=== Direction ===
Copy out all the data, word for word.

=== Supplied data ===
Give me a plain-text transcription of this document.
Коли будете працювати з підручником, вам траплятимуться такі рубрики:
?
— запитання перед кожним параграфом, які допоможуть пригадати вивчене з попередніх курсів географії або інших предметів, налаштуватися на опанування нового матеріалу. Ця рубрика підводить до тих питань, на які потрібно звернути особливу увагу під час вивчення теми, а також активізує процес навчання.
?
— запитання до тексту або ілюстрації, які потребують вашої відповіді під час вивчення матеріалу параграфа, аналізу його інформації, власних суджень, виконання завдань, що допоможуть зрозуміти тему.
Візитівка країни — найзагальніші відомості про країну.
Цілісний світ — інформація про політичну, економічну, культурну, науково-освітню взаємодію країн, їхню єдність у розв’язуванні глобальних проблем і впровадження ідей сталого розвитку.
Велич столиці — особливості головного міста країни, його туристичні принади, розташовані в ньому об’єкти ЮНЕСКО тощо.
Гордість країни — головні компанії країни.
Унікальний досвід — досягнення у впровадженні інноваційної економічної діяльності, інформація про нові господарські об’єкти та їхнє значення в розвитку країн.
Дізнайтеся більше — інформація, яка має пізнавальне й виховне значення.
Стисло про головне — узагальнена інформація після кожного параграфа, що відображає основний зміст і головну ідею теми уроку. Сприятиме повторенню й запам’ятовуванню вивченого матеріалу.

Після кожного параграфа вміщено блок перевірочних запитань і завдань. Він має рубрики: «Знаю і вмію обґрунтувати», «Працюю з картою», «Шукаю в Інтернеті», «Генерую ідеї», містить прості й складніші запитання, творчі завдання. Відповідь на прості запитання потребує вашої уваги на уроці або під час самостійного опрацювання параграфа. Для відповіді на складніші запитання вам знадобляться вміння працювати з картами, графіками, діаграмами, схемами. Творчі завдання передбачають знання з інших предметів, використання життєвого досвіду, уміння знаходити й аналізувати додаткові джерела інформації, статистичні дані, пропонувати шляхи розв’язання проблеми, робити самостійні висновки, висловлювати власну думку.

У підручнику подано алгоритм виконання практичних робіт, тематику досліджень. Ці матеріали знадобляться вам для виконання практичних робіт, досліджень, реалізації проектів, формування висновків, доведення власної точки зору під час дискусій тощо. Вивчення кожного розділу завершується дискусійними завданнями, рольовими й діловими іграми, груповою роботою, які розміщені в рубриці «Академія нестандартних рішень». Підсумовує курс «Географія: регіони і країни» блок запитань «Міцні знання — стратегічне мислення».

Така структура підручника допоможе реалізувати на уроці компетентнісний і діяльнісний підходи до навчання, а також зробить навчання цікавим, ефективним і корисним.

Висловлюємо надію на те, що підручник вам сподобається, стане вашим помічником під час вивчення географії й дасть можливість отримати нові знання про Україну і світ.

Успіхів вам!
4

=== Result below ===
Give me a plain-text transcription of this document.
Коли будете працювати з підручником, вам траплятимуться такі рубрики:
?
— запитання перед кожним параграфом, які допоможуть пригадати вивчене з попередніх курсів географії або інших предметів, налаштуватися на опанування нового матеріалу. Ця рубрика підводить до тих питань, на які потрібно звернути особливу увагу під час вивчення теми, а також активізує процес навчання.
?
— запитання до тексту або ілюстрації, які потребують вашої відповіді під час вивчення матеріалу параграфа, аналізу його інформації, власних суджень, виконання завдань, що допоможуть зрозуміти тему.
Візитівка країни — найзагальніші відомості про країну.
Цілісний світ — інформація про політичну, економічну, культурну, науково-освітню взаємодію країн, їхню єдність у розв’язуванні глобальних проблем і впровадження ідей сталого розвитку.
Велич столиці — особливості головного міста країни, його туристичні принади, розташовані в ньому об’єкти ЮНЕСКО тощо.
Гордість країни — головні компанії країни.
Унікальний досвід — досягнення у впровадженні інноваційної економічної діяльності, інформація про нові господарські об’єкти та їхнє значення в розвитку країн.
Дізнайтеся більше — інформація, яка має пізнавальне й виховне значення.
Стисло про головне — узагальнена інформація після кожного параграфа, що відображає основний зміст і головну ідею теми уроку. Сприятиме повторенню й запам’ятовуванню вивченого матеріалу.

Після кожного параграфа вміщено блок перевірочних запитань і завдань. Він має рубрики: «Знаю і вмію обґрунтувати», «Працюю з картою», «Шукаю в Інтернеті», «Генерую ідеї», містить прості й складніші запитання, творчі завдання. Відповідь на прості запитання потребує вашої уваги на уроці або під час самостійного опрацювання параграфа. Для відповіді на складніші запитання вам знадобляться вміння працювати з картами, графіками, діаграмами, схемами. Творчі завдання передбачають знання з інших предметів, використання життєвого досвіду, уміння знаходити й аналізувати додаткові джерела інформації, статистичні дані, пропонувати шляхи розв’язання проблеми, робити самостійні висновки, висловлювати власну думку.

У підручнику подано алгоритм виконання практичних робіт, тематику досліджень. Ці матеріали знадобляться вам для виконання практичних робіт, досліджень, реалізації проектів, формування висновків, доведення власної точки зору під час дискусій тощо. Вивчення кожного розділу завершується дискусійними завданнями, рольовими й діловими іграми, груповою роботою, які розміщені в рубриці «Академія нестандартних рішень». Підсумовує курс «Географія: регіони і країни» блок запитань «Міцні знання — стратегічне мислення».

Така структура підручника допоможе реалізувати на уроці компетентнісний і діяльнісний підходи до навчання, а також зробить навчання цікавим, ефективним і корисним.

Висловлюємо надію на те, що підручник вам сподобається, стане вашим помічником під час вивчення географії й дасть можливість отримати нові знання про Україну і світ.

Успіхів вам!
4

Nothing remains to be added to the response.